***** Data for processing

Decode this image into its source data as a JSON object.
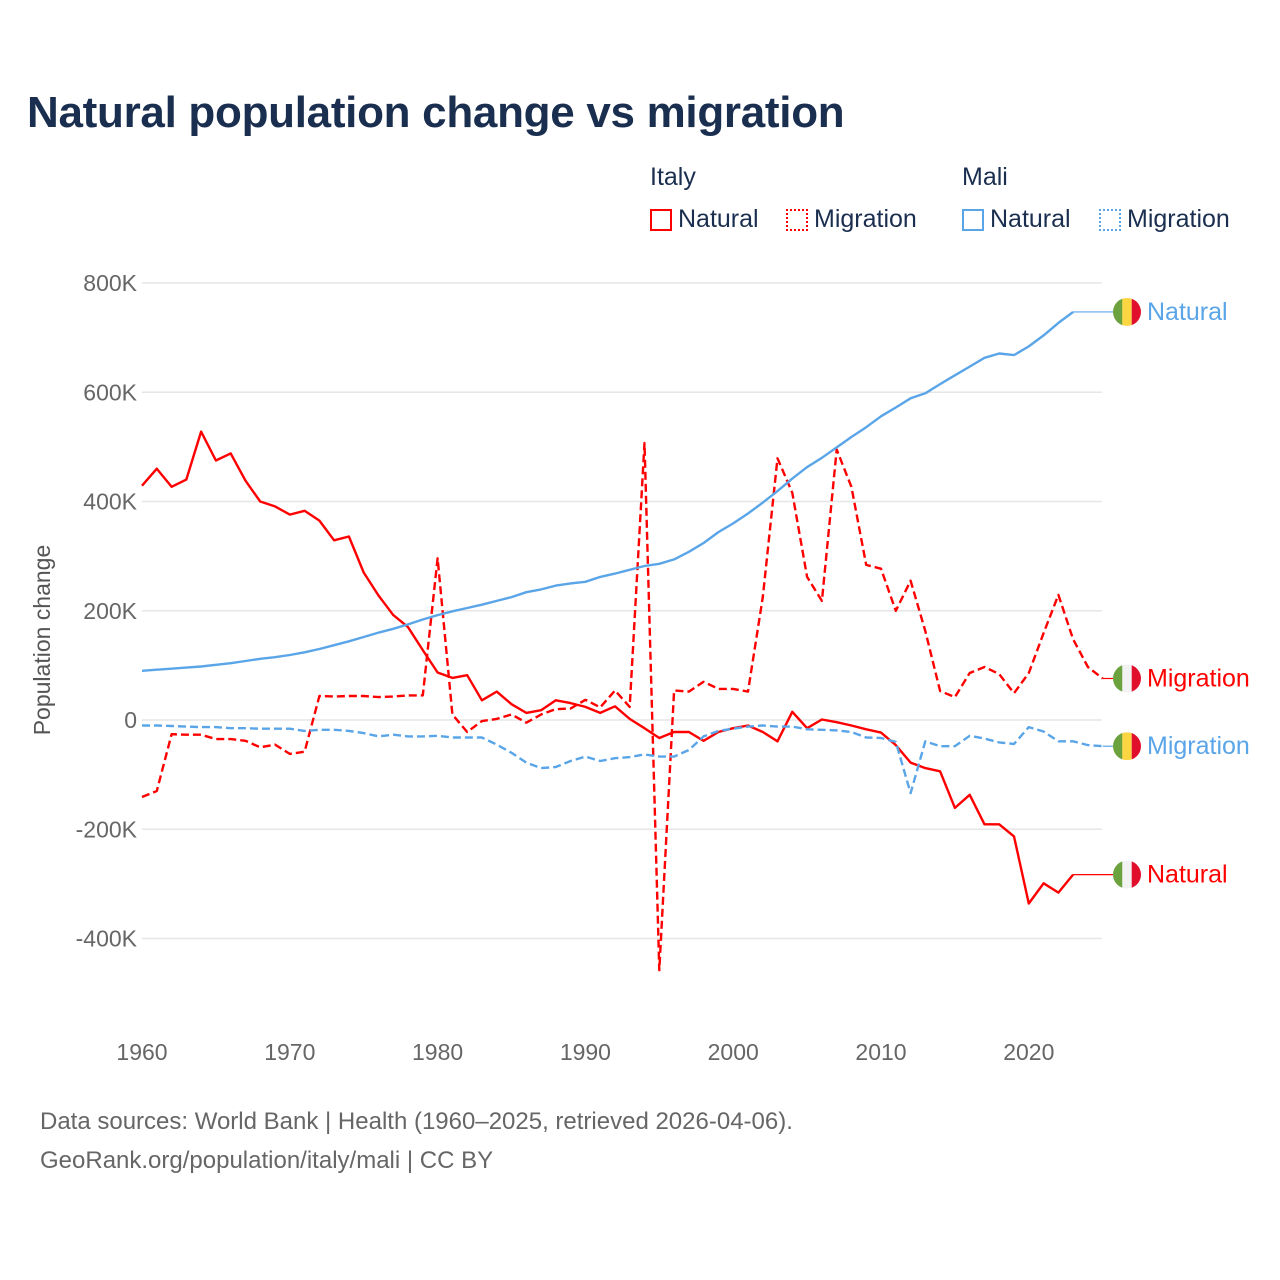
{
  "chart_data": {
    "type": "line",
    "title": "Natural population change vs migration",
    "xlabel": "",
    "ylabel": "Population change",
    "xlim": [
      1960,
      2025
    ],
    "ylim": [
      -500000,
      850000
    ],
    "x_ticks": [
      1960,
      1970,
      1980,
      1990,
      2000,
      2010,
      2020
    ],
    "y_ticks": [
      {
        "value": 800000,
        "label": "800K"
      },
      {
        "value": 600000,
        "label": "600K"
      },
      {
        "value": 400000,
        "label": "400K"
      },
      {
        "value": 200000,
        "label": "200K"
      },
      {
        "value": 0,
        "label": "0"
      },
      {
        "value": -200000,
        "label": "-200K"
      },
      {
        "value": -400000,
        "label": "-400K"
      }
    ],
    "grid": true,
    "legend_placement": "top-right",
    "legend": {
      "groups": [
        {
          "name": "Italy",
          "items": [
            "Natural",
            "Migration"
          ]
        },
        {
          "name": "Mali",
          "items": [
            "Natural",
            "Migration"
          ]
        }
      ]
    },
    "series": [
      {
        "name": "Italy Natural",
        "country": "Italy",
        "kind": "Natural",
        "label": "Natural",
        "color": "#ff0000",
        "style": "solid",
        "flag": "italy-flag",
        "start_year": 1960,
        "values_k": [
          429,
          460,
          427,
          440,
          528,
          475,
          488,
          438,
          400,
          391,
          376,
          383,
          365,
          329,
          336,
          270,
          228,
          192,
          170,
          128,
          87,
          77,
          82,
          36,
          52,
          29,
          13,
          18,
          36,
          31,
          24,
          13,
          25,
          2,
          -15,
          -33,
          -22,
          -22,
          -38,
          -22,
          -15,
          -10,
          -22,
          -39,
          15,
          -15,
          1,
          -4,
          -10,
          -17,
          -23,
          -46,
          -78,
          -88,
          -94,
          -161,
          -137,
          -191,
          -191,
          -213,
          -336,
          -299,
          -316,
          -283
        ]
      },
      {
        "name": "Italy Migration",
        "country": "Italy",
        "kind": "Migration",
        "label": "Migration",
        "color": "#ff0000",
        "style": "dashed",
        "flag": "italy-flag",
        "start_year": 1960,
        "values_k": [
          -141,
          -130,
          -26,
          -27,
          -27,
          -35,
          -35,
          -38,
          -50,
          -45,
          -62,
          -58,
          44,
          43,
          44,
          44,
          42,
          43,
          45,
          45,
          296,
          10,
          -22,
          -2,
          2,
          10,
          -5,
          10,
          20,
          21,
          37,
          23,
          54,
          24,
          507,
          -458,
          54,
          52,
          70,
          57,
          57,
          52,
          225,
          479,
          416,
          262,
          218,
          495,
          427,
          284,
          277,
          200,
          255,
          163,
          53,
          42,
          86,
          97,
          84,
          49,
          86,
          159,
          229,
          148,
          97,
          76
        ]
      },
      {
        "name": "Mali Natural",
        "country": "Mali",
        "kind": "Natural",
        "label": "Natural",
        "color": "#5aa5e8",
        "style": "solid",
        "flag": "mali-flag",
        "start_year": 1960,
        "values_k": [
          90,
          92,
          94,
          96,
          98,
          101,
          104,
          108,
          112,
          115,
          119,
          124,
          130,
          137,
          144,
          152,
          160,
          167,
          175,
          184,
          192,
          199,
          205,
          211,
          218,
          225,
          234,
          239,
          246,
          250,
          253,
          262,
          268,
          275,
          282,
          286,
          294,
          308,
          324,
          344,
          360,
          378,
          398,
          419,
          442,
          463,
          480,
          499,
          518,
          536,
          556,
          572,
          589,
          598,
          615,
          631,
          647,
          663,
          671,
          668,
          684,
          704,
          727,
          747
        ]
      },
      {
        "name": "Mali Migration",
        "country": "Mali",
        "kind": "Migration",
        "label": "Migration",
        "color": "#5aa5e8",
        "style": "dashed",
        "flag": "mali-flag",
        "start_year": 1960,
        "values_k": [
          -10,
          -10,
          -11,
          -12,
          -13,
          -13,
          -15,
          -15,
          -16,
          -16,
          -16,
          -20,
          -18,
          -18,
          -20,
          -24,
          -30,
          -27,
          -30,
          -30,
          -29,
          -32,
          -32,
          -32,
          -45,
          -60,
          -78,
          -88,
          -86,
          -75,
          -67,
          -75,
          -70,
          -68,
          -63,
          -67,
          -67,
          -55,
          -30,
          -20,
          -16,
          -12,
          -10,
          -12,
          -12,
          -17,
          -18,
          -19,
          -22,
          -32,
          -33,
          -40,
          -134,
          -39,
          -48,
          -48,
          -29,
          -34,
          -41,
          -44,
          -13,
          -21,
          -39,
          -39,
          -46,
          -48
        ]
      }
    ]
  },
  "footer": {
    "line1": "Data sources: World Bank | Health (1960–2025, retrieved 2026-04-06).",
    "line2": "GeoRank.org/population/italy/mali | CC BY"
  }
}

**********

Go through the data and count each line that has the word "name", then give the total alone.

6